**DO THIS:**
Each entry has to be copied exactly, with nothing missed.

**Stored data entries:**
------------------------------

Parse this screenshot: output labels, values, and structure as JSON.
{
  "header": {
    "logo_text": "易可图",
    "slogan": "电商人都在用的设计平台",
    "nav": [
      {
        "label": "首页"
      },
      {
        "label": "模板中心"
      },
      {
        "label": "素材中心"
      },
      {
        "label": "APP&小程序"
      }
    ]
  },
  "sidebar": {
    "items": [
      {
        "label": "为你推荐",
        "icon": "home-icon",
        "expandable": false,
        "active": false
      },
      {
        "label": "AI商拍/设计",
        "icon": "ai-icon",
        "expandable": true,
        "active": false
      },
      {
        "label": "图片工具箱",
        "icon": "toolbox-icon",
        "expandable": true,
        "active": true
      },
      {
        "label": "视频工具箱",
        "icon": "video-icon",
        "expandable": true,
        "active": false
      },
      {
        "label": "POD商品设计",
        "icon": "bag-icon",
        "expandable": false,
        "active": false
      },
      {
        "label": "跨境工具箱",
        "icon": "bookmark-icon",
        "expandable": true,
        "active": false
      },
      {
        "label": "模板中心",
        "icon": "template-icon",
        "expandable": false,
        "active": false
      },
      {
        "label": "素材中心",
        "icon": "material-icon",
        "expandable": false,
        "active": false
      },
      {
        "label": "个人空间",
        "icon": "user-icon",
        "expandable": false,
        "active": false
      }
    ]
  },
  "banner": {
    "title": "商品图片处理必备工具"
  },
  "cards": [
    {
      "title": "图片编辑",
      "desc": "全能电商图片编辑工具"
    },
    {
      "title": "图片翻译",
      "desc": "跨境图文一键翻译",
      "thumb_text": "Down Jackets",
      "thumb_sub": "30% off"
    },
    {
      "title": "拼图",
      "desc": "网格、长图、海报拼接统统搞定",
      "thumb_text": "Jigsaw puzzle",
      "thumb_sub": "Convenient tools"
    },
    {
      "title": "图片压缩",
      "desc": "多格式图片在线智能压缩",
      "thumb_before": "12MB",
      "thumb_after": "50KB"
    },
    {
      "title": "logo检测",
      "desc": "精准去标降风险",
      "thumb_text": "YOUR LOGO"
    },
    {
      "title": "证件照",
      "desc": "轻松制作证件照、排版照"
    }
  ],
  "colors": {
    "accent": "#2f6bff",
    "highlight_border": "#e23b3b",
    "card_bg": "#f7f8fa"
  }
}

------------------------------

**ANSWER TO THE EXERCISE:**
Parse this screenshot: output labels, values, and structure as JSON.
{
  "header": {
    "logo_text": "易可图",
    "slogan": "电商人都在用的设计平台",
    "nav": [
      {
        "label": "首页"
      },
      {
        "label": "模板中心"
      },
      {
        "label": "素材中心"
      },
      {
        "label": "APP&小程序"
      }
    ]
  },
  "sidebar": {
    "items": [
      {
        "label": "为你推荐",
        "icon": "home-icon",
        "expandable": false,
        "active": false
      },
      {
        "label": "AI商拍/设计",
        "icon": "ai-icon",
        "expandable": true,
        "active": false
      },
      {
        "label": "图片工具箱",
        "icon": "toolbox-icon",
        "expandable": true,
        "active": true
      },
      {
        "label": "视频工具箱",
        "icon": "video-icon",
        "expandable": true,
        "active": false
      },
      {
        "label": "POD商品设计",
        "icon": "bag-icon",
        "expandable": false,
        "active": false
      },
      {
        "label": "跨境工具箱",
        "icon": "bookmark-icon",
        "expandable": true,
        "active": false
      },
      {
        "label": "模板中心",
        "icon": "template-icon",
        "expandable": false,
        "active": false
      },
      {
        "label": "素材中心",
        "icon": "material-icon",
        "expandable": false,
        "active": false
      },
      {
        "label": "个人空间",
        "icon": "user-icon",
        "expandable": false,
        "active": false
      }
    ]
  },
  "banner": {
    "title": "商品图片处理必备工具"
  },
  "cards": [
    {
      "title": "图片编辑",
      "desc": "全能电商图片编辑工具"
    },
    {
      "title": "图片翻译",
      "desc": "跨境图文一键翻译",
      "thumb_text": "Down Jackets",
      "thumb_sub": "30% off"
    },
    {
      "title": "拼图",
      "desc": "网格、长图、海报拼接统统搞定",
      "thumb_text": "Jigsaw puzzle",
      "thumb_sub": "Convenient tools"
    },
    {
      "title": "图片压缩",
      "desc": "多格式图片在线智能压缩",
      "thumb_before": "12MB",
      "thumb_after": "50KB"
    },
    {
      "title": "logo检测",
      "desc": "精准去标降风险",
      "thumb_text": "YOUR LOGO"
    },
    {
      "title": "证件照",
      "desc": "轻松制作证件照、排版照"
    }
  ],
  "colors": {
    "accent": "#2f6bff",
    "highlight_border": "#e23b3b",
    "card_bg": "#f7f8fa"
  }
}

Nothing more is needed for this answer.